## Dataset records:
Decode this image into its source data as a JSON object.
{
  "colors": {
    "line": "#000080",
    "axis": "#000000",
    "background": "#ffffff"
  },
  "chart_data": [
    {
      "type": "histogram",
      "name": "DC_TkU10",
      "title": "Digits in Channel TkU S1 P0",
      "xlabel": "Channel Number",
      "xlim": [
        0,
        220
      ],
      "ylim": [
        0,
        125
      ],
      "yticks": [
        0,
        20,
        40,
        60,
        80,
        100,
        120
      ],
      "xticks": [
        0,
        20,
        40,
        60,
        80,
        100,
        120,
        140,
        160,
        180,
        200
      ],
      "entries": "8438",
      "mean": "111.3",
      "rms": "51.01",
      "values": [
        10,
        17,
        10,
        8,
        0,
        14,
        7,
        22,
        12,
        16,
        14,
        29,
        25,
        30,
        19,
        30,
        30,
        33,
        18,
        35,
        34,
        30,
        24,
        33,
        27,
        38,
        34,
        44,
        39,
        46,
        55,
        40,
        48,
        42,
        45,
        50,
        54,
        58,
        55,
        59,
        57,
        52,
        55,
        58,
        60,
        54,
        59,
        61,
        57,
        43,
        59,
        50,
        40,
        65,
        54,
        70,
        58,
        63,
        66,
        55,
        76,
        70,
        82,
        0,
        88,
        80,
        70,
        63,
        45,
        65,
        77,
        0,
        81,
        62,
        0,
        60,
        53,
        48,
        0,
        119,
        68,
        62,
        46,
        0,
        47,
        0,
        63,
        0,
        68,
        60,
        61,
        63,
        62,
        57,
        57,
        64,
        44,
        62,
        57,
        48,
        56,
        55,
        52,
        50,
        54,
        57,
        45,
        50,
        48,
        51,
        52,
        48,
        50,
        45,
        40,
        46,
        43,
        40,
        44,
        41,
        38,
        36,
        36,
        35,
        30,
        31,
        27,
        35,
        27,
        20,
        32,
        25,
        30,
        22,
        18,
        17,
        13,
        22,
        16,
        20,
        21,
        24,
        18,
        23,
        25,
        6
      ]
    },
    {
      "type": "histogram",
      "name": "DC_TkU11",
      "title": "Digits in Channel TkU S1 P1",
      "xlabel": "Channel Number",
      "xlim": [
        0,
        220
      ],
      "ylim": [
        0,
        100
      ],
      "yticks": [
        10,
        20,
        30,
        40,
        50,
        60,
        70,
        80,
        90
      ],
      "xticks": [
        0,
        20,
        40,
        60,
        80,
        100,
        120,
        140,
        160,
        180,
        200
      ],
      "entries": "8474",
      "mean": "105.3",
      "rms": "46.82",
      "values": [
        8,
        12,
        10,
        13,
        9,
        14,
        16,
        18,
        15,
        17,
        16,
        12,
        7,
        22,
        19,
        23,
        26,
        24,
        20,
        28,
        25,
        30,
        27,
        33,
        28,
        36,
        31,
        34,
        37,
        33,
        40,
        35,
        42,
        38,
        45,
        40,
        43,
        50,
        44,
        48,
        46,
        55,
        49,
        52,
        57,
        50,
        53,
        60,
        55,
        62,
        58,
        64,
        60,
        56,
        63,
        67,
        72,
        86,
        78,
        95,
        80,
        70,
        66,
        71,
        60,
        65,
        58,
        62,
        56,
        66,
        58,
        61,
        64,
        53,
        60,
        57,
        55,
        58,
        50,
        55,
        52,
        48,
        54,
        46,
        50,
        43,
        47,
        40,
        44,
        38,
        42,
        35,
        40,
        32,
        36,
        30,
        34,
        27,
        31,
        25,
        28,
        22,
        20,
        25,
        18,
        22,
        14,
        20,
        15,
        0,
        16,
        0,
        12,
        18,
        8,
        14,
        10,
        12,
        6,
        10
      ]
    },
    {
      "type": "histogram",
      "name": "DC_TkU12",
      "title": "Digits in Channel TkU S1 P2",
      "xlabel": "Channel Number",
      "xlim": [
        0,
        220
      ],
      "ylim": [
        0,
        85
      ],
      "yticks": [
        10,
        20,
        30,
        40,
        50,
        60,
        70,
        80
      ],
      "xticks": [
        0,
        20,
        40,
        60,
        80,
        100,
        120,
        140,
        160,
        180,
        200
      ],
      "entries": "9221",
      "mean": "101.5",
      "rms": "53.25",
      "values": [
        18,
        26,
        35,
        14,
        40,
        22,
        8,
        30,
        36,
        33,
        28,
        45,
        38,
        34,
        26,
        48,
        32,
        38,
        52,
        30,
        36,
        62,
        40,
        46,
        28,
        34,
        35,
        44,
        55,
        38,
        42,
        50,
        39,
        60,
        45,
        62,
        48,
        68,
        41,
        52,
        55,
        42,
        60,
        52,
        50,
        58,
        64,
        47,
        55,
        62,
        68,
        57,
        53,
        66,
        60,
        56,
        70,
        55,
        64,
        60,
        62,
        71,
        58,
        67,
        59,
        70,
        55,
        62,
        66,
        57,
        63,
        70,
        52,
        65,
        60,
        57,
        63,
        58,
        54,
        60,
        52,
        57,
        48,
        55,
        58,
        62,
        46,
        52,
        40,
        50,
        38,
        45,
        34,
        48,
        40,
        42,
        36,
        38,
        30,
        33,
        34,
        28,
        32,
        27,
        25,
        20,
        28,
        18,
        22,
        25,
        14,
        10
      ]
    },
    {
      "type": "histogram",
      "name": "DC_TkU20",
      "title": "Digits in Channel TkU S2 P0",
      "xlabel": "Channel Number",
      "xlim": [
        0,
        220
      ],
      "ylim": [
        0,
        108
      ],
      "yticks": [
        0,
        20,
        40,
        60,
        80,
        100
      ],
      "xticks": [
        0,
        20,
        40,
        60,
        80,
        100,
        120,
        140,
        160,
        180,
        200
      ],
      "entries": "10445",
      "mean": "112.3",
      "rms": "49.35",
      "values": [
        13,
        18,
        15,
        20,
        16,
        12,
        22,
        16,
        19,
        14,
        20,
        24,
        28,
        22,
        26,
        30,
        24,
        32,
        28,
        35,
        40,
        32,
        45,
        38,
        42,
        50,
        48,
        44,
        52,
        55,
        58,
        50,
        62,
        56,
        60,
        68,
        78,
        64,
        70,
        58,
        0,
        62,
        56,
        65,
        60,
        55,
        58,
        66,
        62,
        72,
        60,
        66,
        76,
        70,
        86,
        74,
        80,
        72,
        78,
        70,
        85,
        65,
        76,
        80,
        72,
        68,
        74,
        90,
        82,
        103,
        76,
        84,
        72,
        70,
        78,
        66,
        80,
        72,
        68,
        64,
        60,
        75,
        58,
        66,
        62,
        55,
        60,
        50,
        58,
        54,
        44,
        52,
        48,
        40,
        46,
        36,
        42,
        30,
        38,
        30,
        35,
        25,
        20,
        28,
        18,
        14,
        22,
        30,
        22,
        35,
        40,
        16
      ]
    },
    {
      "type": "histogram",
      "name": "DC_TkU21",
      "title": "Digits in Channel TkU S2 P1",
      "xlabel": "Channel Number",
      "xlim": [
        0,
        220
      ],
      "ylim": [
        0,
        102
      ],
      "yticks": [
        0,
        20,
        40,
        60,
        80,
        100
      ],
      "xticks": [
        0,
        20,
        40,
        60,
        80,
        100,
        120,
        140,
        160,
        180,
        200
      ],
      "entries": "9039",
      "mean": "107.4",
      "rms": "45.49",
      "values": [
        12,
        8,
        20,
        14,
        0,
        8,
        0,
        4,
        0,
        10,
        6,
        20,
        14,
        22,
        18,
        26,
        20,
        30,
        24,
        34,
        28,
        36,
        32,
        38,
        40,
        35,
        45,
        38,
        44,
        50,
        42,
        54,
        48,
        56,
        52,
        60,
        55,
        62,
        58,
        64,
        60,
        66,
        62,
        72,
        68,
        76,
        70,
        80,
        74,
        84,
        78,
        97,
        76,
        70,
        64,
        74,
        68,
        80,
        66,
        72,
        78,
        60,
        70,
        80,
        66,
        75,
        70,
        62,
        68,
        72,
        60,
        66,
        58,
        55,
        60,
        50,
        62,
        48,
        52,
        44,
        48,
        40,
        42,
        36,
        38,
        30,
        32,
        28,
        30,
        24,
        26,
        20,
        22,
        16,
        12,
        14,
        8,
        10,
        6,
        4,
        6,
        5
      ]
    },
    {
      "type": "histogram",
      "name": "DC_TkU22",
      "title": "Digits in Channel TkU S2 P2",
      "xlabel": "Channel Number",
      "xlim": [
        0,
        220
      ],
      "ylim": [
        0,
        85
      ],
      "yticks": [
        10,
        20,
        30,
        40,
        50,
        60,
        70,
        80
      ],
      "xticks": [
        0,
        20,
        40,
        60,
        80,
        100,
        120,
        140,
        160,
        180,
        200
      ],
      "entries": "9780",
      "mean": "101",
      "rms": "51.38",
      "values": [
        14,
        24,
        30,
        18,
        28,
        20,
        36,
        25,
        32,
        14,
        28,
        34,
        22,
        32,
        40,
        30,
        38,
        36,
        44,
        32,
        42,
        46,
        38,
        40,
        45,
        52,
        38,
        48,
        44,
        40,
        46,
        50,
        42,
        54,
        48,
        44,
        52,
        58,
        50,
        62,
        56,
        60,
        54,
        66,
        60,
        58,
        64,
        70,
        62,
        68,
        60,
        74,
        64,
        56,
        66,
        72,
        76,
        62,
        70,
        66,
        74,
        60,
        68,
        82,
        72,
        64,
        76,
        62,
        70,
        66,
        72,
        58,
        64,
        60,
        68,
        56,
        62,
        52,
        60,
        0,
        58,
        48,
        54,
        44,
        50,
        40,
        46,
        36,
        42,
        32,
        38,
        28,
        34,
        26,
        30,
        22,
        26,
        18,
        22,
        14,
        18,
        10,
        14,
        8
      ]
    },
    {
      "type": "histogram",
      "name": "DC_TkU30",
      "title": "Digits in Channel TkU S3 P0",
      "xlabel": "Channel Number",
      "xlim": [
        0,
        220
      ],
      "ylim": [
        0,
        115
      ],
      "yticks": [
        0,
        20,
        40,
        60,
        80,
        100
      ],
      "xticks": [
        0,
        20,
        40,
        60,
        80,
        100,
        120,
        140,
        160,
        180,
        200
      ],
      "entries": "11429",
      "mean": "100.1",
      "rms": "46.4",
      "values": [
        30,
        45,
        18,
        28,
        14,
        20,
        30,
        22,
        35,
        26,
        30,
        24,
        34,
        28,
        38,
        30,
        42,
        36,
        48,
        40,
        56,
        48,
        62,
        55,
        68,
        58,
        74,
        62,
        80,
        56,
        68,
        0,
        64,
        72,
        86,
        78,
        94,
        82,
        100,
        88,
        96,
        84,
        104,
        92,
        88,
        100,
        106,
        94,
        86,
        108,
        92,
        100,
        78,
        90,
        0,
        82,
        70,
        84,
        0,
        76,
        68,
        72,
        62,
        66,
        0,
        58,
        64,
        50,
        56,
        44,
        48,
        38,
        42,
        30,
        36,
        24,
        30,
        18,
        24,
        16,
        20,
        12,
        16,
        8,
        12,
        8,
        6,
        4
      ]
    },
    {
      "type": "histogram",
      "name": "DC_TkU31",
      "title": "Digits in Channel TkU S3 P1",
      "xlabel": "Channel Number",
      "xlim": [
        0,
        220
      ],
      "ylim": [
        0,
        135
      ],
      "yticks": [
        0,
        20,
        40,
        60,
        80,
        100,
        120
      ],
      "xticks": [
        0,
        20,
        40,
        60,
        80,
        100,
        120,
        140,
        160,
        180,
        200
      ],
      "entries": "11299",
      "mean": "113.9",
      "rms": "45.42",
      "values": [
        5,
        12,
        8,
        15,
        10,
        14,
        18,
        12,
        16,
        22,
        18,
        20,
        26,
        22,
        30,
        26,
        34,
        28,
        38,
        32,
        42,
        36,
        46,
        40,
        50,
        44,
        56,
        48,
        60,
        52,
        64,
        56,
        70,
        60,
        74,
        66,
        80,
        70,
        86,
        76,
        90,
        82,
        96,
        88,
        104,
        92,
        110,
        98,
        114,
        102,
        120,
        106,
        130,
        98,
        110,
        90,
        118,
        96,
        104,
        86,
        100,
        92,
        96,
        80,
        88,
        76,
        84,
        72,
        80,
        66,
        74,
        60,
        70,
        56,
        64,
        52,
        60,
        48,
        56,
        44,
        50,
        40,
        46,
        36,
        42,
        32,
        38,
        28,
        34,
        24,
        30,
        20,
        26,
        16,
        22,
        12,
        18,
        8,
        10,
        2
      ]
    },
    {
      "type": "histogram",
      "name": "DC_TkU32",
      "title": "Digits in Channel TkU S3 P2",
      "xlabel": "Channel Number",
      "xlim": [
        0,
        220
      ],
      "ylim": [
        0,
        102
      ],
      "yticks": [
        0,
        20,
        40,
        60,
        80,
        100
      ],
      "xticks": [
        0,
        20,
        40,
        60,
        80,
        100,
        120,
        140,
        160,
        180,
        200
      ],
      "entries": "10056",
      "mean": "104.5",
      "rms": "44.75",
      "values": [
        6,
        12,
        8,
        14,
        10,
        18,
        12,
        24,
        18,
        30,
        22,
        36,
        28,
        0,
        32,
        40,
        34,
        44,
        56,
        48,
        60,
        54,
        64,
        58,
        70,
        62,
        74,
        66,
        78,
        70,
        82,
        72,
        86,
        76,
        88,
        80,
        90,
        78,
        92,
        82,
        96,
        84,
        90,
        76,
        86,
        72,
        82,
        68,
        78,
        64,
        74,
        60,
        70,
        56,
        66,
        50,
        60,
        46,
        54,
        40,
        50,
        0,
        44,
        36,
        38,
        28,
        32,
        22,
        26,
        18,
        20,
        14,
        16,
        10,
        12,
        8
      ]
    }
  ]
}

## Aim of the task:
Extract every line that has the string "name" in it.

## Task output:
      "name": "DC_TkU10",
      "name": "DC_TkU11",
      "name": "DC_TkU12",
      "name": "DC_TkU20",
      "name": "DC_TkU21",
      "name": "DC_TkU22",
      "name": "DC_TkU30",
      "name": "DC_TkU31",
      "name": "DC_TkU32",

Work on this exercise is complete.